Count up the lines in the following listing that hold the word "ylabel", then give only that count.

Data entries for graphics
============================================================

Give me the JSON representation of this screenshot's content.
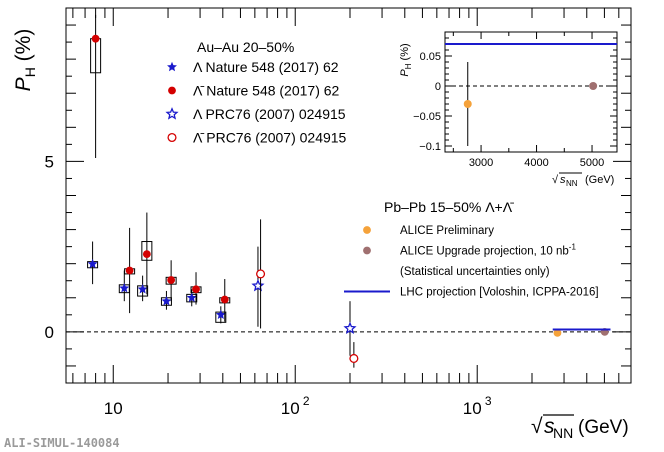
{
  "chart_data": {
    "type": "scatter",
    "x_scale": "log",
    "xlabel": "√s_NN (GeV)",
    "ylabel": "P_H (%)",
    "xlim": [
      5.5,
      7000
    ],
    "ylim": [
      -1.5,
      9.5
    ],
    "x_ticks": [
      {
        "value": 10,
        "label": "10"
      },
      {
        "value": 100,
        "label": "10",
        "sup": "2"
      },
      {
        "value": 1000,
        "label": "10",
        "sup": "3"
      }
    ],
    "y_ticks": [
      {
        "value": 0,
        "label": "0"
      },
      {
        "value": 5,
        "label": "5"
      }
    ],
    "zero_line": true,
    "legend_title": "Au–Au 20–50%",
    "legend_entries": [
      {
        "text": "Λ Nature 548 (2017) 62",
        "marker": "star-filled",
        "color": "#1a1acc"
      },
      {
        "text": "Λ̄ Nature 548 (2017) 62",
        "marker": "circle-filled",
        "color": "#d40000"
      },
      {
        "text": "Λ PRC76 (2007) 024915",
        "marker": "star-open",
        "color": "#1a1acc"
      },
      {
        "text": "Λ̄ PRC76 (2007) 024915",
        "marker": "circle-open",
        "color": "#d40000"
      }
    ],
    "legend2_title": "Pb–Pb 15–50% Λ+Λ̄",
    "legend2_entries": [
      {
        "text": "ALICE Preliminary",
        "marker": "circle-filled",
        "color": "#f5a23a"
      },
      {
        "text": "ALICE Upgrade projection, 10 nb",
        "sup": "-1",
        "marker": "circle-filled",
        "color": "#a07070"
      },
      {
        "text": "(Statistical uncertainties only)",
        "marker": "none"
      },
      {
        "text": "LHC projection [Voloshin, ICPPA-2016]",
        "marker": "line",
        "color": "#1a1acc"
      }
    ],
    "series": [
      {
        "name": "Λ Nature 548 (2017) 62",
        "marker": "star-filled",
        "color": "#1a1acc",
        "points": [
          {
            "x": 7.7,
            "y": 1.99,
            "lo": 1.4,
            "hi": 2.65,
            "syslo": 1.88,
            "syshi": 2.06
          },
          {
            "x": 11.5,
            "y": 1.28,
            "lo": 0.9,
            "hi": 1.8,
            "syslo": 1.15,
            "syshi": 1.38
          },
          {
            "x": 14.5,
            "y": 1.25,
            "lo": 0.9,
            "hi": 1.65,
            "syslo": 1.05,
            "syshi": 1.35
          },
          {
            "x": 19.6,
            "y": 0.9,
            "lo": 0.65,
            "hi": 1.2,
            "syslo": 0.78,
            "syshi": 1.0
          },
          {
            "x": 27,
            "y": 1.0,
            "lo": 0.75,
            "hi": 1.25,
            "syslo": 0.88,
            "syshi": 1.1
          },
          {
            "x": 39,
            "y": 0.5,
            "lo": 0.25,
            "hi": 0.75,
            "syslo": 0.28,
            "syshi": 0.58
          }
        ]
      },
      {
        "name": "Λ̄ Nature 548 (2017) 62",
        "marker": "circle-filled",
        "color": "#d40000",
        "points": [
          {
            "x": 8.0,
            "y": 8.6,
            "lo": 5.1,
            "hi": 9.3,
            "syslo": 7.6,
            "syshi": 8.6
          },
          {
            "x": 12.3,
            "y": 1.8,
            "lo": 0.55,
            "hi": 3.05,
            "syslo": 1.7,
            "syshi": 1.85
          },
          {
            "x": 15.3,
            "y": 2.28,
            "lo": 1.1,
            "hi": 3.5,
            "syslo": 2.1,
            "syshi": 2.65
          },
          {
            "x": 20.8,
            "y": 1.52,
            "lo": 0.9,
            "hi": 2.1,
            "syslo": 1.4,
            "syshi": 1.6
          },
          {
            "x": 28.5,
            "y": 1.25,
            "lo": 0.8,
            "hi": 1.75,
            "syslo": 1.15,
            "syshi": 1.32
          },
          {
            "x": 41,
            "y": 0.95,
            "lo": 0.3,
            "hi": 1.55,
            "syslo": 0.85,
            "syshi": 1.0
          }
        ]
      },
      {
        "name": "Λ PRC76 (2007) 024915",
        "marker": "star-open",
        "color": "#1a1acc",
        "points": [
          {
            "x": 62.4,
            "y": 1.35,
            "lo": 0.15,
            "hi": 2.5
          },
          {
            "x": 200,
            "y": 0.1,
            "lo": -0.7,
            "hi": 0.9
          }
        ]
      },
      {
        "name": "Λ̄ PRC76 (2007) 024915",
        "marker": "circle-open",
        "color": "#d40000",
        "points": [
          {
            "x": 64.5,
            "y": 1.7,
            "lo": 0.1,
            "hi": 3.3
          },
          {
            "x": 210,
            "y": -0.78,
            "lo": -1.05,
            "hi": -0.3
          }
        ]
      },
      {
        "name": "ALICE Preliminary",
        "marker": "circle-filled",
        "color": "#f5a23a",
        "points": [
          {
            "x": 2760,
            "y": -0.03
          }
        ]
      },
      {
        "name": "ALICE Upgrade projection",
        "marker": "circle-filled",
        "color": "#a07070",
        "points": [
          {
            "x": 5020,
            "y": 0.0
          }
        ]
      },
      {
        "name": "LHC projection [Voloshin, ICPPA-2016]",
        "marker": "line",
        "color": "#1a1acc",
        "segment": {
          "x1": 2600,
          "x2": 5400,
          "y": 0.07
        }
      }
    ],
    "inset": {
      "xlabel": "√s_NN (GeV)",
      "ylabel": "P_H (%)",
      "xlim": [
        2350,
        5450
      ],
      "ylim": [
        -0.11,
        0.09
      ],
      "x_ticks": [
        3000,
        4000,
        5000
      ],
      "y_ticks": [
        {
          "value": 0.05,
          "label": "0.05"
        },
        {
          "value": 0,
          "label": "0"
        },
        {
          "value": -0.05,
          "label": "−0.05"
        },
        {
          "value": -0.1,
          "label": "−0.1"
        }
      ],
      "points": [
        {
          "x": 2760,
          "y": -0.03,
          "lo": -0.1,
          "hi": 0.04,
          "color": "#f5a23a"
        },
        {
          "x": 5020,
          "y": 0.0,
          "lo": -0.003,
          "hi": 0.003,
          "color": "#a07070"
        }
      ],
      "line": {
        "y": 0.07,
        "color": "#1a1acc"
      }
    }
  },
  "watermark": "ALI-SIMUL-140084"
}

============================================================

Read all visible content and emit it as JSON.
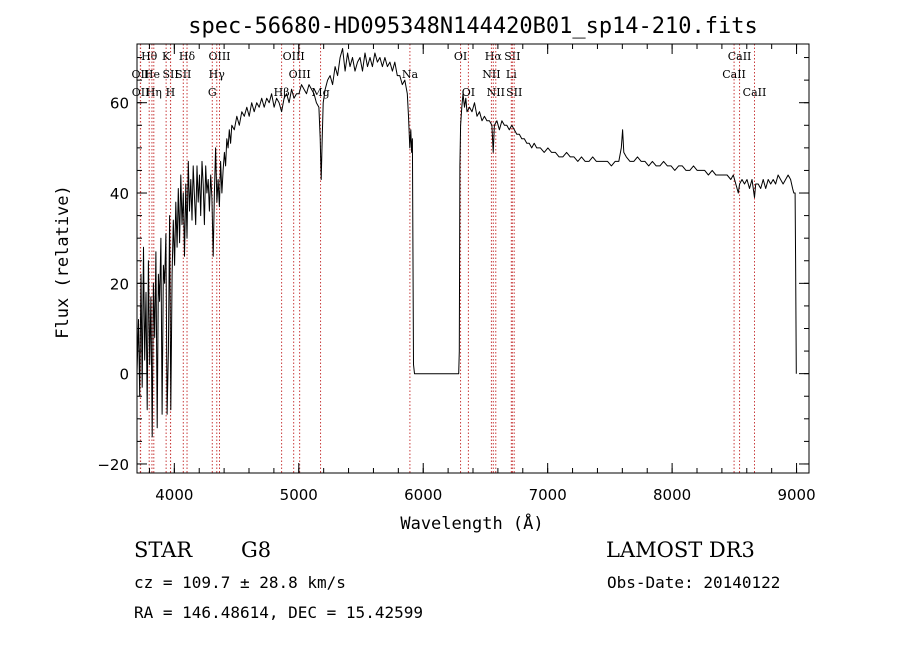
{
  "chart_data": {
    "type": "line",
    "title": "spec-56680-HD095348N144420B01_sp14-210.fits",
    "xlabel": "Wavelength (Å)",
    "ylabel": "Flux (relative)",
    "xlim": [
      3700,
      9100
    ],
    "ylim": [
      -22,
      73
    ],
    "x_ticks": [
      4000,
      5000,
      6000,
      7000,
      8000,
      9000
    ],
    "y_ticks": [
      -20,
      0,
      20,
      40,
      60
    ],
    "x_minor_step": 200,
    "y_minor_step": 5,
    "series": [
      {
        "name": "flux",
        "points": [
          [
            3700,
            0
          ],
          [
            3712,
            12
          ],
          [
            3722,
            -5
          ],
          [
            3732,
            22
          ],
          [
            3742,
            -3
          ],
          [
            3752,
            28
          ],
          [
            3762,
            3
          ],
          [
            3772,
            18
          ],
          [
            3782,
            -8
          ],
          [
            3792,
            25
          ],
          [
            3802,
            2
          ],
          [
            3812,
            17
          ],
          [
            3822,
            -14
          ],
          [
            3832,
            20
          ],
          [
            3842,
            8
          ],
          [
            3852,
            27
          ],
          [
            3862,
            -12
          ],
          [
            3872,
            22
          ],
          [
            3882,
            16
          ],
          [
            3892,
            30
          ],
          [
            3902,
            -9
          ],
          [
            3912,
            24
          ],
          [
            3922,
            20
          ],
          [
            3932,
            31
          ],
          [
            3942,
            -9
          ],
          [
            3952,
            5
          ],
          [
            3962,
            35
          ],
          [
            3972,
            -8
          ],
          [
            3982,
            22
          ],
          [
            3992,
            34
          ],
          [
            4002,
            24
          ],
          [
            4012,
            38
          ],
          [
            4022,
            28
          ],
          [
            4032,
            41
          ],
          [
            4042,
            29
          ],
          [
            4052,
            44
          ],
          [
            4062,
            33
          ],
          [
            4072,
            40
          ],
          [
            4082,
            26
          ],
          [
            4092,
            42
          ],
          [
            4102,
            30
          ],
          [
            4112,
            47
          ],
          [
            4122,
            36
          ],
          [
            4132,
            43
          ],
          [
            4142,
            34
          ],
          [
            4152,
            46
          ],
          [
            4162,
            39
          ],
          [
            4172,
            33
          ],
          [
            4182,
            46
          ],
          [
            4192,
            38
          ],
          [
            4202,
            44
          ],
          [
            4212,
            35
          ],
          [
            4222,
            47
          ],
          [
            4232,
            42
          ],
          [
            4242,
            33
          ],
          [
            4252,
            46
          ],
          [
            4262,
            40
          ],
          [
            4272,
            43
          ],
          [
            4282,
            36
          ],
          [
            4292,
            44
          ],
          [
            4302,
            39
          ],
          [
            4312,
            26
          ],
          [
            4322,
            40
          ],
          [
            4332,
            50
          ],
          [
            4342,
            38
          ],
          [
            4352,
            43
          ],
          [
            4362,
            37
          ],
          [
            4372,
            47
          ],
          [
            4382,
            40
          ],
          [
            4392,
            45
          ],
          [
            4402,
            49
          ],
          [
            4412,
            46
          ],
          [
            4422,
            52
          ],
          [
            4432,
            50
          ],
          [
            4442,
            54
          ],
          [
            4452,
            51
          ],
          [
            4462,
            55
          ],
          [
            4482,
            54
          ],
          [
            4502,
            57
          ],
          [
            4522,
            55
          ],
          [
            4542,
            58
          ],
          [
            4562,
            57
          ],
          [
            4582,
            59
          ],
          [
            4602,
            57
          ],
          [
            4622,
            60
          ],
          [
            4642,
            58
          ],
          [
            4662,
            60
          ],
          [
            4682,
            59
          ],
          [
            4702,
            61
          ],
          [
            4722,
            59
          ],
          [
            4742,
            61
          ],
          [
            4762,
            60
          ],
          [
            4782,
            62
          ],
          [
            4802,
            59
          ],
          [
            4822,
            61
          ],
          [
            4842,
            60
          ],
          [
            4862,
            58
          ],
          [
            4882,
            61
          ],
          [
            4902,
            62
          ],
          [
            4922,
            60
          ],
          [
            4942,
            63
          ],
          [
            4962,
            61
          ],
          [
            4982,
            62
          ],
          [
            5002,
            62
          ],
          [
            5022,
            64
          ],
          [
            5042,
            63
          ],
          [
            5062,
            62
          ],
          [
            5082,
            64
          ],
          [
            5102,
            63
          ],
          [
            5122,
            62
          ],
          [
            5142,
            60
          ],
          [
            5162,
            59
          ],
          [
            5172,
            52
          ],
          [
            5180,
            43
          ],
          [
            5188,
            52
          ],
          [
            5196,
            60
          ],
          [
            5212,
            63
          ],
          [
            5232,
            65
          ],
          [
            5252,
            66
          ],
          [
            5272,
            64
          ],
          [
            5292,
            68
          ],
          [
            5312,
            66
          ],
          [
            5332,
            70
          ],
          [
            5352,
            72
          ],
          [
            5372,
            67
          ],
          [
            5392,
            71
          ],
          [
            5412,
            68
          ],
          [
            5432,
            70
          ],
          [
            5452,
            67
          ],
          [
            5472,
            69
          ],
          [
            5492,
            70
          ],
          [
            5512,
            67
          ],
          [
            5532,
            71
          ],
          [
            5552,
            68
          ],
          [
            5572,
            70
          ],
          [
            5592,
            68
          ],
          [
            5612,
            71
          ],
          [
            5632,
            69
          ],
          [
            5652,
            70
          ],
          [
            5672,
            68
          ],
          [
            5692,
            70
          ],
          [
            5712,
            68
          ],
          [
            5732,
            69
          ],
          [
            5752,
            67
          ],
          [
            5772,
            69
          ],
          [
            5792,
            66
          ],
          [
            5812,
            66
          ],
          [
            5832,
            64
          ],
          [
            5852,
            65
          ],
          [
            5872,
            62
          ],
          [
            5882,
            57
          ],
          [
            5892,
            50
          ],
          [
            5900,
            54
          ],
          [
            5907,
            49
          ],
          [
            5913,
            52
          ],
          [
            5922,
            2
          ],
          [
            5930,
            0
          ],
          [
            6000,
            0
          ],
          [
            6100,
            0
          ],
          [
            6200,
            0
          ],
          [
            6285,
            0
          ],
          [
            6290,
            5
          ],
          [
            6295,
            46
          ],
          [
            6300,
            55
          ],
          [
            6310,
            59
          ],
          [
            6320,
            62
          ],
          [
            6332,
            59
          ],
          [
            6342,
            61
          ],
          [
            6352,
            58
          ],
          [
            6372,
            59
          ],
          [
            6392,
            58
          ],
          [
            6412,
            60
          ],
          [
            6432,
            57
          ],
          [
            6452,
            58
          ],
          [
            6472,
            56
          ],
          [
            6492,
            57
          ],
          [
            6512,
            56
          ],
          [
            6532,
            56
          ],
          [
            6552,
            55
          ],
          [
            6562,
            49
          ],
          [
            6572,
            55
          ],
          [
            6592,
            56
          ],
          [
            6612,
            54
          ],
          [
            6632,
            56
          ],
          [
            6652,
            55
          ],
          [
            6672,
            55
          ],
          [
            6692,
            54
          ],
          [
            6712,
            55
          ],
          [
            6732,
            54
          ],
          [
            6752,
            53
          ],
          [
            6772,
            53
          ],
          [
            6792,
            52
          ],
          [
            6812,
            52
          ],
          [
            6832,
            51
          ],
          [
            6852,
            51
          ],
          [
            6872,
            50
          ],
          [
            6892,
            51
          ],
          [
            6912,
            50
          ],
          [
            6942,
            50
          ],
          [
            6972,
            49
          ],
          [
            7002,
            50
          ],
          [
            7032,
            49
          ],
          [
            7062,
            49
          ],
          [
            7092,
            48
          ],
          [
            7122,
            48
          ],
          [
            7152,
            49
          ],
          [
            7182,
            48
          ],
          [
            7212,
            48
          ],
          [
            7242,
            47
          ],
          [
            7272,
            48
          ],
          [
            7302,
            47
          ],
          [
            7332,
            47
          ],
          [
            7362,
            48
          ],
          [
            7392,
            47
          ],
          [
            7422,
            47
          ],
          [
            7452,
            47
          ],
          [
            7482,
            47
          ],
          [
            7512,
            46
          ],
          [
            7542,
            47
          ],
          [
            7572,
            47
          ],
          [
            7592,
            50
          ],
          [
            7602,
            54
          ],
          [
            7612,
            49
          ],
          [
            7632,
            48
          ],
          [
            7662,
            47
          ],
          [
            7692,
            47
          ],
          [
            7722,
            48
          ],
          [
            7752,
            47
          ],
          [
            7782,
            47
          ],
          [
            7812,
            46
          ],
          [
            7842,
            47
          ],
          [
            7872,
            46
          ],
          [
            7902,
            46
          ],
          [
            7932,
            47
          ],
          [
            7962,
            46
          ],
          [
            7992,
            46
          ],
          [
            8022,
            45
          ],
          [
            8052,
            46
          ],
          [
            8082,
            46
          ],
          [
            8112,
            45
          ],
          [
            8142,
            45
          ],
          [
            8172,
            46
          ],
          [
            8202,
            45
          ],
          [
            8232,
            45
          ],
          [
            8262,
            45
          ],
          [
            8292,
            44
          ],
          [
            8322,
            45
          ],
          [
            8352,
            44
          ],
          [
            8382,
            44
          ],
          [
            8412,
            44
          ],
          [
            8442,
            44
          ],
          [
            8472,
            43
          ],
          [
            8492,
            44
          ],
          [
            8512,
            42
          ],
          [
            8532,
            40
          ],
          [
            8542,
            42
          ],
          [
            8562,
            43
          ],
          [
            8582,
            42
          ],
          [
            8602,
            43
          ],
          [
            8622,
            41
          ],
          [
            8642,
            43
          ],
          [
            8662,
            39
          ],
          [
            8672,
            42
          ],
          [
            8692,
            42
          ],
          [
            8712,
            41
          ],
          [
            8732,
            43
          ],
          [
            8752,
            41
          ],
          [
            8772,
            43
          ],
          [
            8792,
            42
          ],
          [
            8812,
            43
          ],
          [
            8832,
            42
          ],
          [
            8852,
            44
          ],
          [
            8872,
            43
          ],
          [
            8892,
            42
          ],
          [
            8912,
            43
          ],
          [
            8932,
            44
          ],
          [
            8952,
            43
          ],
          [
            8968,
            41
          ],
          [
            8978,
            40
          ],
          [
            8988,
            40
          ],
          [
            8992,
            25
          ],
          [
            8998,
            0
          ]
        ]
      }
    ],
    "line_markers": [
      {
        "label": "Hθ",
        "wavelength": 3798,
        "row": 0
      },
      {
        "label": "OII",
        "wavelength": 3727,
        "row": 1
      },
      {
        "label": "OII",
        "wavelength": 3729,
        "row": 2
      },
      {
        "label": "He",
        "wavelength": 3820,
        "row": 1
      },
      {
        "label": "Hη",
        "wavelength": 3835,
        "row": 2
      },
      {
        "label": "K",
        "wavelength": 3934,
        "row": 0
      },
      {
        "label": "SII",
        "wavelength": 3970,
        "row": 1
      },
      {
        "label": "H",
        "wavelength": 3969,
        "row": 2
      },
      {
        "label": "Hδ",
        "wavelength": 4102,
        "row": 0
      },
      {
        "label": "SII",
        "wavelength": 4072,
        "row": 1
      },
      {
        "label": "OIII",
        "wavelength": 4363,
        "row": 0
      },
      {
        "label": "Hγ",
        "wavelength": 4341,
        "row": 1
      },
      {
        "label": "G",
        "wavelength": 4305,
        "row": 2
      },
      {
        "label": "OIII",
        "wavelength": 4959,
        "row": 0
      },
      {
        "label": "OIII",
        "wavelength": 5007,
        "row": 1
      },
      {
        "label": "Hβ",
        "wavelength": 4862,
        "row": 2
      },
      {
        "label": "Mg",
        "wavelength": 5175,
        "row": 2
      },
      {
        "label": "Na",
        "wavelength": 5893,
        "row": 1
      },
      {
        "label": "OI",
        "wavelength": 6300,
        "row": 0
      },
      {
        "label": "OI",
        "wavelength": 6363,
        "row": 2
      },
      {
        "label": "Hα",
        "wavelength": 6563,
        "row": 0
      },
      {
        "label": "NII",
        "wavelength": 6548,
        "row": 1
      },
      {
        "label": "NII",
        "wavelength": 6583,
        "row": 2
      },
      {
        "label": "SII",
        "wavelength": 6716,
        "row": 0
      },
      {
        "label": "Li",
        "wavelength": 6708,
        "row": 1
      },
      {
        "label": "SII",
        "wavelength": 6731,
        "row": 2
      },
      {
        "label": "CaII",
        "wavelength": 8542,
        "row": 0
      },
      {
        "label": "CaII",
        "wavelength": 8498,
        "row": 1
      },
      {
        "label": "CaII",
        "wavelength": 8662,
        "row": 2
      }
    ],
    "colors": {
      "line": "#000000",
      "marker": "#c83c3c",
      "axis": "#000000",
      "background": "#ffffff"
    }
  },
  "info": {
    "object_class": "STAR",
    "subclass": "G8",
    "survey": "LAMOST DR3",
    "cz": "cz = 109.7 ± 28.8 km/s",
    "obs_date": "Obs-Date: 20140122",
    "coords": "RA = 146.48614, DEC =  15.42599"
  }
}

============================================================

**Correct answer**
3